----- Input records -----

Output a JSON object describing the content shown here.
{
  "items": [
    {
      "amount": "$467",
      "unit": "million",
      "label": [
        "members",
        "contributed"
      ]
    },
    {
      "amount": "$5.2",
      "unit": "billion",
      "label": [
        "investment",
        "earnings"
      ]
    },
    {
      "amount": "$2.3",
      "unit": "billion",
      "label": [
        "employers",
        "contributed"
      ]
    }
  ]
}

-----

- Requirements:
Repeat the data exactly. Leave nothing out.

- Response to the task:
Output a JSON object describing the content shown here.
{
  "items": [
    {
      "amount": "$467",
      "unit": "million",
      "label": [
        "members",
        "contributed"
      ]
    },
    {
      "amount": "$5.2",
      "unit": "billion",
      "label": [
        "investment",
        "earnings"
      ]
    },
    {
      "amount": "$2.3",
      "unit": "billion",
      "label": [
        "employers",
        "contributed"
      ]
    }
  ]
}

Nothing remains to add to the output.